══ EXTRACTED INFORMATION ══

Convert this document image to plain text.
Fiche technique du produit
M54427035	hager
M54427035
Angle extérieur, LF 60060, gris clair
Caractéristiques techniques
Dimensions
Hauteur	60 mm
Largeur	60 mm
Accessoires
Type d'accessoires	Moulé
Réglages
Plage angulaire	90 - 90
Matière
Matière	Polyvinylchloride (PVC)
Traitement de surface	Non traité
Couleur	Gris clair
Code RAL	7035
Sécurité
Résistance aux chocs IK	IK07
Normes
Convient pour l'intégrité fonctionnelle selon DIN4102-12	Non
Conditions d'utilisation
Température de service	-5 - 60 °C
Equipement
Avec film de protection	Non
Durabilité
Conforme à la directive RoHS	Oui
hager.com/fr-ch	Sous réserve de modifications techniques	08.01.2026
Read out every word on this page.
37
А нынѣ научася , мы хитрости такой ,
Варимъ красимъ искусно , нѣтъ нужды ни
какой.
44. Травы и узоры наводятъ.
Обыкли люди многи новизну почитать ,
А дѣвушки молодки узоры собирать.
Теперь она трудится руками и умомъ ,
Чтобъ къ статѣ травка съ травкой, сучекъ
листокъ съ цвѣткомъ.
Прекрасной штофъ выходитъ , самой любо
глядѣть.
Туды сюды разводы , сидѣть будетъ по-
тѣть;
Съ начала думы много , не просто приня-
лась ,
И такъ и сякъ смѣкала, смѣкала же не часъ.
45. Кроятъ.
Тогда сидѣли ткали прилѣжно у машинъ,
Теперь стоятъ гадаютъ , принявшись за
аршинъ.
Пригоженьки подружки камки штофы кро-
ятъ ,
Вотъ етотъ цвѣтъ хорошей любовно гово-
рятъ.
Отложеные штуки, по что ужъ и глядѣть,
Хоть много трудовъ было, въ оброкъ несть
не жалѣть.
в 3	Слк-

═══

GOAL OF THE EXERCISE
Extract lines where the string "узоры" occurs.

TASK SOLUTION
44. Травы и узоры наводятъ.
А дѣвушки молодки узоры собирать.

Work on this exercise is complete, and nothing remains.